WHAT THE TASK REQUIRES
Each record is to be printed again precisely as it reads.

DATA LINES
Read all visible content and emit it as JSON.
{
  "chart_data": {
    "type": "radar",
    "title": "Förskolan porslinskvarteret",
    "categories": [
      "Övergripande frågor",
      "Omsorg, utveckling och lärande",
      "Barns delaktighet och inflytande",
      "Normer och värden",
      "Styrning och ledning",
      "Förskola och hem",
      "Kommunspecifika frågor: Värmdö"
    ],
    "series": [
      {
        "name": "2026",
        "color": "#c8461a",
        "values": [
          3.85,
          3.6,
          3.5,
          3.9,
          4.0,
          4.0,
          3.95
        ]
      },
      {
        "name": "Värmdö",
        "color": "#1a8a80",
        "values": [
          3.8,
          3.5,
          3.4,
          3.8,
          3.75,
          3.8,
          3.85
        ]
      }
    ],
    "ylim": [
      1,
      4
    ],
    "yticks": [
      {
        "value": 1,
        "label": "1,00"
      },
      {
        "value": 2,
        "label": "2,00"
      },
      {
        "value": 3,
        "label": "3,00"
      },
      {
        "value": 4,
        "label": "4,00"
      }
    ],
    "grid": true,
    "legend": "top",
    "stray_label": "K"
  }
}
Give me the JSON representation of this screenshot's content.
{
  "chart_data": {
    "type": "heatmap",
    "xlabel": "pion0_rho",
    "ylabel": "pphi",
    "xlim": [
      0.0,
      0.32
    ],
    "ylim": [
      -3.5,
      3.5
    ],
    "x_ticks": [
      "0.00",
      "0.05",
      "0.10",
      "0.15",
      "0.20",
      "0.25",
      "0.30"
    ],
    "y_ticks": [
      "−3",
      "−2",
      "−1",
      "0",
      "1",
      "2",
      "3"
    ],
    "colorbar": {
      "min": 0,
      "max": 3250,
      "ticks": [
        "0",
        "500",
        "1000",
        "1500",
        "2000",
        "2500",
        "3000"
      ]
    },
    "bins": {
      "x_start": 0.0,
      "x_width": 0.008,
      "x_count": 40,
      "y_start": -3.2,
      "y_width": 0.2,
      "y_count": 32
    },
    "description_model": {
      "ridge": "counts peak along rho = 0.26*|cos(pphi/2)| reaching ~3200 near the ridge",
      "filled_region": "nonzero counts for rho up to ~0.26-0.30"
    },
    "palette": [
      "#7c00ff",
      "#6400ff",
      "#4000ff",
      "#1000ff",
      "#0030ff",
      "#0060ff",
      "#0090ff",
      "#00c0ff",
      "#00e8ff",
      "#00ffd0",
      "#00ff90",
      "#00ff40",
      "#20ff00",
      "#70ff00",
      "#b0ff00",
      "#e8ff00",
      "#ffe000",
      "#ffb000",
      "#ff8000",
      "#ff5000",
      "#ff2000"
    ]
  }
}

TASK RESULT
Read all visible content and emit it as JSON.
{
  "chart_data": {
    "type": "radar",
    "title": "Förskolan porslinskvarteret",
    "categories": [
      "Övergripande frågor",
      "Omsorg, utveckling och lärande",
      "Barns delaktighet och inflytande",
      "Normer och värden",
      "Styrning och ledning",
      "Förskola och hem",
      "Kommunspecifika frågor: Värmdö"
    ],
    "series": [
      {
        "name": "2026",
        "color": "#c8461a",
        "values": [
          3.85,
          3.6,
          3.5,
          3.9,
          4.0,
          4.0,
          3.95
        ]
      },
      {
        "name": "Värmdö",
        "color": "#1a8a80",
        "values": [
          3.8,
          3.5,
          3.4,
          3.8,
          3.75,
          3.8,
          3.85
        ]
      }
    ],
    "ylim": [
      1,
      4
    ],
    "yticks": [
      {
        "value": 1,
        "label": "1,00"
      },
      {
        "value": 2,
        "label": "2,00"
      },
      {
        "value": 3,
        "label": "3,00"
      },
      {
        "value": 4,
        "label": "4,00"
      }
    ],
    "grid": true,
    "legend": "top",
    "stray_label": "K"
  }
}
Give me the JSON representation of this screenshot's content.
{
  "chart_data": {
    "type": "heatmap",
    "xlabel": "pion0_rho",
    "ylabel": "pphi",
    "xlim": [
      0.0,
      0.32
    ],
    "ylim": [
      -3.5,
      3.5
    ],
    "x_ticks": [
      "0.00",
      "0.05",
      "0.10",
      "0.15",
      "0.20",
      "0.25",
      "0.30"
    ],
    "y_ticks": [
      "−3",
      "−2",
      "−1",
      "0",
      "1",
      "2",
      "3"
    ],
    "colorbar": {
      "min": 0,
      "max": 3250,
      "ticks": [
        "0",
        "500",
        "1000",
        "1500",
        "2000",
        "2500",
        "3000"
      ]
    },
    "bins": {
      "x_start": 0.0,
      "x_width": 0.008,
      "x_count": 40,
      "y_start": -3.2,
      "y_width": 0.2,
      "y_count": 32
    },
    "description_model": {
      "ridge": "counts peak along rho = 0.26*|cos(pphi/2)| reaching ~3200 near the ridge",
      "filled_region": "nonzero counts for rho up to ~0.26-0.30"
    },
    "palette": [
      "#7c00ff",
      "#6400ff",
      "#4000ff",
      "#1000ff",
      "#0030ff",
      "#0060ff",
      "#0090ff",
      "#00c0ff",
      "#00e8ff",
      "#00ffd0",
      "#00ff90",
      "#00ff40",
      "#20ff00",
      "#70ff00",
      "#b0ff00",
      "#e8ff00",
      "#ffe000",
      "#ffb000",
      "#ff8000",
      "#ff5000",
      "#ff2000"
    ]
  }
}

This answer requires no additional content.